Tâches écrites:
- a) Résumez plus brièvement le paragraphe du texte source qui commence par « C’est en 2003 », en conservant ses faits principaux.
- b) D’après le texte source, quel architecte a dessiné le Walt Disney Concert Hall ?
- c) Recopiez mot pour mot le passage du texte source qui commence aux mots « C’est en 2003 » et s’arrête après « de Los Angeles. ».

Texte source:

● ● ●

Quand Naomi Deluce Wilding et Anthony Cran ont ouvert, en 2014, leur galerie d’art en pleine zone industrielle de Downtown Los Angeles, ils n’étaient que quatre marchands d’art à s’être installés dans ce quartier de la cité des Anges. «Deux ans plus tard, nous sommes 24», constate Anthony Cran. Parmi eux, de grands galeristes venus de New York comme Michele Maccarone ou Gavin Brown. Côté culinaire, Bestia, l’une des tables les plus courues de Los Angeles, et Bread Lounge, l’une des meilleures boulangeries à des kilomètres, les avaient précédés de peu. Ils ont depuis été rejoints par d’autres lieux tendance– un café, une boutique de thé, un caviste, une épicerie bio, un concept-store pointu– venus occuper des bâtiments qui abritaient auparavant des d’entrepôts ou des usines.
C’est en 2003 qu’a débuté la gentrification de Downtown LA, avec l’inauguration du Walt Disney Concert Hall, sculpturale salle– résidence principale du Los Angeles Philharmonic– dessinée par l’architecte Frank Gehry. Mais c’est l’ouverture du Ace Hotel, en 2014, qui a précipité la mutation du quartier. Dans cet hôtel tendance logé dans un vieux théâtre de Broadway (l’ancien bâtiment gothique de la United Artists), les Angelenos ont ainsi pu assister aux performances du chorégraphe Benjamin Millepied, l’ex-directeur de la danse de l’Opéra de Paris, ou de l’icône du rock Patti Smith, avant d’aller boire un verre au bar avec piscine situé sur le toit, qui offre une vue vertigineuse sur les gratte-ciel du centre administratif de Los Angeles.

● ● ●

Liste des enregistrements:
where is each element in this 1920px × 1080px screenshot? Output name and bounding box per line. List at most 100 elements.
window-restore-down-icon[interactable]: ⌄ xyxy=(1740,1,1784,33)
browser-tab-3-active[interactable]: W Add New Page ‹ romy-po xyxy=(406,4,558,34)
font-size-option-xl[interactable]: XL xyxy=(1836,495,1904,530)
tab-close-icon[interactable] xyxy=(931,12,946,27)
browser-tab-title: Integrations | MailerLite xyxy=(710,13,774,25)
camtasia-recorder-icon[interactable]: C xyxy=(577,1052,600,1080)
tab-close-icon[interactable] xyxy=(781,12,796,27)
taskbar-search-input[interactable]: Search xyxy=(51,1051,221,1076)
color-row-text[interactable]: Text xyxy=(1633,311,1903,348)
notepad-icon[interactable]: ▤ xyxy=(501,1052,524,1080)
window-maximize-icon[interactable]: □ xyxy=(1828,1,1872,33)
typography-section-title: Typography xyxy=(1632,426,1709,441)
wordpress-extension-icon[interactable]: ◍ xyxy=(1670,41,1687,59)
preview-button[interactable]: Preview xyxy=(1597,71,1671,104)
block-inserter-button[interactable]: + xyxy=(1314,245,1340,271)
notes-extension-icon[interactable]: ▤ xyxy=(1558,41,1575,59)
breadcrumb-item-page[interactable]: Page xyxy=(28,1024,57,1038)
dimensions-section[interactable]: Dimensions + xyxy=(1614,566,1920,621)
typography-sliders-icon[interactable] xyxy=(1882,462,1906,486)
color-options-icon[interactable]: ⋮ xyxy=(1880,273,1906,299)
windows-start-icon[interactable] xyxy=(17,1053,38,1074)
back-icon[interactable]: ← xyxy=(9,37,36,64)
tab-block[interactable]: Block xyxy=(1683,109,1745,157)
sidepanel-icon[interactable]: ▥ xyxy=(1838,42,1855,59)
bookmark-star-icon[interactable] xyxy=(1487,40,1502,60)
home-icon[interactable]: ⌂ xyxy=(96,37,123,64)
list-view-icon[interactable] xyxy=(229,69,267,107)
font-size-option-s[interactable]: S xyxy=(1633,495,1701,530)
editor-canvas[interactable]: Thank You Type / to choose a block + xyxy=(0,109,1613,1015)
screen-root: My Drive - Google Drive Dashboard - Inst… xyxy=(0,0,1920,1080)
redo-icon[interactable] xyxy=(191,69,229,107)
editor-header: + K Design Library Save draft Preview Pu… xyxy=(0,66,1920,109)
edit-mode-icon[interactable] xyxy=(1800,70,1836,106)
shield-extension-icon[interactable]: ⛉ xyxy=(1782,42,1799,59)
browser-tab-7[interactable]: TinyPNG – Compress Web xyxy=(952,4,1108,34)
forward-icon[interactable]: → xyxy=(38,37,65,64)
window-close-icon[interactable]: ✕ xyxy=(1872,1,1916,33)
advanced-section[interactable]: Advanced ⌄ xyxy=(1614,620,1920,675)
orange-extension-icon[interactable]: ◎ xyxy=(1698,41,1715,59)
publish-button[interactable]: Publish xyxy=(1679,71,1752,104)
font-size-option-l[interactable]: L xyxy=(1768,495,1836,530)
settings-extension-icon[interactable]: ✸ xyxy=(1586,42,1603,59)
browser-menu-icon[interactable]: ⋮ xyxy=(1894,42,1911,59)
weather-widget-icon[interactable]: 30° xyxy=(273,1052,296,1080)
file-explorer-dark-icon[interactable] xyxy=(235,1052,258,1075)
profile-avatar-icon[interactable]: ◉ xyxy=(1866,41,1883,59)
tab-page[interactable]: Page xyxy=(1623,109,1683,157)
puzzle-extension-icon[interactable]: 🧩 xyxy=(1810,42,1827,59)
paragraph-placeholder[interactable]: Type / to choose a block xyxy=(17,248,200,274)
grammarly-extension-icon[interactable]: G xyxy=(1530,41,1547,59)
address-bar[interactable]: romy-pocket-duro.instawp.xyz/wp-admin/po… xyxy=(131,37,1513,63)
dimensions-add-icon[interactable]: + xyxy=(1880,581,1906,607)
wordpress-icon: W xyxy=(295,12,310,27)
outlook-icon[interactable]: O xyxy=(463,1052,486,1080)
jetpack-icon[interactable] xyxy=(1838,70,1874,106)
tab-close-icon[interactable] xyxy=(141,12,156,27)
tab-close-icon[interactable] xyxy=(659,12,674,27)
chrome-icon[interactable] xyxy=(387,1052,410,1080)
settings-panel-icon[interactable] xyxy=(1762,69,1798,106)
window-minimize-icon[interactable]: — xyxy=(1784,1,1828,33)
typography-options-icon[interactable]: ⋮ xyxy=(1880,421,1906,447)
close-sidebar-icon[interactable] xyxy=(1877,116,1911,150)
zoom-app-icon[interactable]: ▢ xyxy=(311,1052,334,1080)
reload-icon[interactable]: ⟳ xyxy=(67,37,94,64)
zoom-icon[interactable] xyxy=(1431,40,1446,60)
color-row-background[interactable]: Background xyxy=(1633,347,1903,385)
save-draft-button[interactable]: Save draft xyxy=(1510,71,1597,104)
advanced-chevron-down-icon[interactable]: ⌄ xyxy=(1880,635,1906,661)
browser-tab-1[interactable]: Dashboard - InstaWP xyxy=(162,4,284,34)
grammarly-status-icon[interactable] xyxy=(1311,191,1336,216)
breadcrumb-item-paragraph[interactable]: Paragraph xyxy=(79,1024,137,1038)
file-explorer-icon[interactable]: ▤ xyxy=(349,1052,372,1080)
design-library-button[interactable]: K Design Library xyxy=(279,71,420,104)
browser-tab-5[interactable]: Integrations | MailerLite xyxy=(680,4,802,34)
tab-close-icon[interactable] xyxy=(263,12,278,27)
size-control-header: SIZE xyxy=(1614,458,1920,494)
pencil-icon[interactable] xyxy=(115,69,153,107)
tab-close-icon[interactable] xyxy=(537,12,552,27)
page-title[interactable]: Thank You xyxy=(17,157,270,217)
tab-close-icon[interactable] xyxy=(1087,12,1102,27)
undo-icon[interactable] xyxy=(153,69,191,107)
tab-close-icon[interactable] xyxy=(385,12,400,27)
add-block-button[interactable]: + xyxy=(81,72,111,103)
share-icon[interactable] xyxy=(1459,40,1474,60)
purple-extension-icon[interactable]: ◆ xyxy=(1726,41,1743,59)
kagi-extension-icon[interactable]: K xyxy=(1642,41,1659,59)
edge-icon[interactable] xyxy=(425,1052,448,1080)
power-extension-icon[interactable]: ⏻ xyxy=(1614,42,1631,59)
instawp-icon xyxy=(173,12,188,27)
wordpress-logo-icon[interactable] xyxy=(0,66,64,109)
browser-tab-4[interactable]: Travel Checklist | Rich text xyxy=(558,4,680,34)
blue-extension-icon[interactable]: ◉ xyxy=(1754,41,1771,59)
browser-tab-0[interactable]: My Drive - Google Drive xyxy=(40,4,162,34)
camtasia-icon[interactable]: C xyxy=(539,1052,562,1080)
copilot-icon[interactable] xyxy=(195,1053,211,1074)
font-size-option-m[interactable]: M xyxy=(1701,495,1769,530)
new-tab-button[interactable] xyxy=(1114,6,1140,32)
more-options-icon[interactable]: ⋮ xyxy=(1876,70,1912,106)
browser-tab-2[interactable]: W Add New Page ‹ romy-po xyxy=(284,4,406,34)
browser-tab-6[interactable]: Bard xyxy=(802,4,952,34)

● ● ●

Exercices corrigés:
- a) La gentrification de Downtown LA a commencé en 2003 avec l’inauguration du Walt Disney Concert Hall, une salle conçue par Frank Gehry qui sert de résidence principale au Los Angeles Philharmonic. L’ouverture du Ace Hotel en 2014, dans l’ancien théâtre gothique de la United Artists sur Broadway, a accéléré cette mutation. On y a vu des performances de Benjamin Millepied et de Patti Smith. Son bar avec piscine sur le toit offre une vue sur les gratte-ciel du centre administratif.

- b) Frank Gehry.

- c)
C’est en 2003 qu’a débuté la gentrification de Downtown LA, avec l’inauguration du Walt Disney Concert Hall, sculpturale salle– résidence principale du Los Angeles Philharmonic– dessinée par l’architecte Frank Gehry. Mais c’est l’ouverture du Ace Hotel, en 2014, qui a précipité la mutation du quartier. Dans cet hôtel tendance logé dans un vieux théâtre de Broadway (l’ancien bâtiment gothique de la United Artists), les Angelenos ont ainsi pu assister aux performances du chorégraphe Benjamin Millepied, l’ex-directeur de la danse de l’Opéra de Paris, ou de l’icône du rock Patti Smith, avant d’aller boire un verre au bar avec piscine situé sur le toit, qui offre une vue vertigineuse sur les gratte-ciel du centre administratif de Los Angeles.